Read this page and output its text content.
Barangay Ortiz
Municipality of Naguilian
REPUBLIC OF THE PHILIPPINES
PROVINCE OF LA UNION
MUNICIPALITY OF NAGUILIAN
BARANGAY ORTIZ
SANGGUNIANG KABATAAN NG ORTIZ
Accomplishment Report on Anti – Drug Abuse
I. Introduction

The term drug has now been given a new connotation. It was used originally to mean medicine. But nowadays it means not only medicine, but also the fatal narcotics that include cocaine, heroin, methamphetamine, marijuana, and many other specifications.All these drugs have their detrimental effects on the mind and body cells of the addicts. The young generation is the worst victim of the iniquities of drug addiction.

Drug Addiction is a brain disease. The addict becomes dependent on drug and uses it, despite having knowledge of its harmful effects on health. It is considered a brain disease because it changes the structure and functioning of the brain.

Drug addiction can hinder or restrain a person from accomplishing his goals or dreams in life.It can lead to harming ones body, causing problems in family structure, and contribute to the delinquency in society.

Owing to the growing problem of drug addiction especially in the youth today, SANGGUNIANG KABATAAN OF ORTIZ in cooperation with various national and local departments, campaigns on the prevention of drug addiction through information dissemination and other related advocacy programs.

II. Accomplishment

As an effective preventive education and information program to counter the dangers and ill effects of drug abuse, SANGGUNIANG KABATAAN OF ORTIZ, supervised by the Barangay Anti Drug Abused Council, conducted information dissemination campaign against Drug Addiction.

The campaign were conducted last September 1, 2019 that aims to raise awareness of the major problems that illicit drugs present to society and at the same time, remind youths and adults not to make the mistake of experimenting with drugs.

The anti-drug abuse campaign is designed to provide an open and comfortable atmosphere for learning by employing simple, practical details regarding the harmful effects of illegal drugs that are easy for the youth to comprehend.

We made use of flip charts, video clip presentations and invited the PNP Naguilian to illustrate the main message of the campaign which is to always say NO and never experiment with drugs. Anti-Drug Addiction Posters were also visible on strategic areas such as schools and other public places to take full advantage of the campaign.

---

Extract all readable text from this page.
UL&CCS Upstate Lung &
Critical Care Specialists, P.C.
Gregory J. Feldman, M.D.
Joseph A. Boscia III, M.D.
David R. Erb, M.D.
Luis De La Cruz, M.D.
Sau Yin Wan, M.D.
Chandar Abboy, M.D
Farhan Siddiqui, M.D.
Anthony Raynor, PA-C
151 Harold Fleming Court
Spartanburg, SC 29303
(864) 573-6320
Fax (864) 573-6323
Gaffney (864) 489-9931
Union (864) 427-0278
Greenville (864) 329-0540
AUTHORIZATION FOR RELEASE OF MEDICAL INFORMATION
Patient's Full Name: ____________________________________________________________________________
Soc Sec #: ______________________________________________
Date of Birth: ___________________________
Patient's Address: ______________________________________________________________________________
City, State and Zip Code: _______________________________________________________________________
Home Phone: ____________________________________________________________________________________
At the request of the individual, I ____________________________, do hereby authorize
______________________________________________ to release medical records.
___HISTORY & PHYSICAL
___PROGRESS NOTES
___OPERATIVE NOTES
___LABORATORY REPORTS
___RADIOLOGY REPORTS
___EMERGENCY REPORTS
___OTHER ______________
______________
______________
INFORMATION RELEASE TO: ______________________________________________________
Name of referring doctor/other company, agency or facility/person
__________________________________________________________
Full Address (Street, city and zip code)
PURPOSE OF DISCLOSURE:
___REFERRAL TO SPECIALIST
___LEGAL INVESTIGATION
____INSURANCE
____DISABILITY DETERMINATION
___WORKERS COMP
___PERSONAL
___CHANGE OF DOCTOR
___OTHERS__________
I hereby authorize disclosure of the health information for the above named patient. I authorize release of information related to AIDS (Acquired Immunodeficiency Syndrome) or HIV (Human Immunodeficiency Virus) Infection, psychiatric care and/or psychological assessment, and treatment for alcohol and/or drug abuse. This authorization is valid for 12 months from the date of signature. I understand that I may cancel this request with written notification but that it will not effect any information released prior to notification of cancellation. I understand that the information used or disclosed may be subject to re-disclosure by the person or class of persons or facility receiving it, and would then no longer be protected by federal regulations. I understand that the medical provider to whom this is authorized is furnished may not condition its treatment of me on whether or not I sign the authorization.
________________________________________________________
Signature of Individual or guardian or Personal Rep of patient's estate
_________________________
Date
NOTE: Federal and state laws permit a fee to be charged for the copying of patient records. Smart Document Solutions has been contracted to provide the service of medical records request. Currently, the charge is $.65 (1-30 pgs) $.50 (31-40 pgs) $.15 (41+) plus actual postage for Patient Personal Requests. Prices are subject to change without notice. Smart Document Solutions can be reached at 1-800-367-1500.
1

#### WORK INSTRUCTION:
Count how many lines in the data contain the word "effects". Reply with that number only.

#### RESPONSE FOR THIS EXERCISE:
4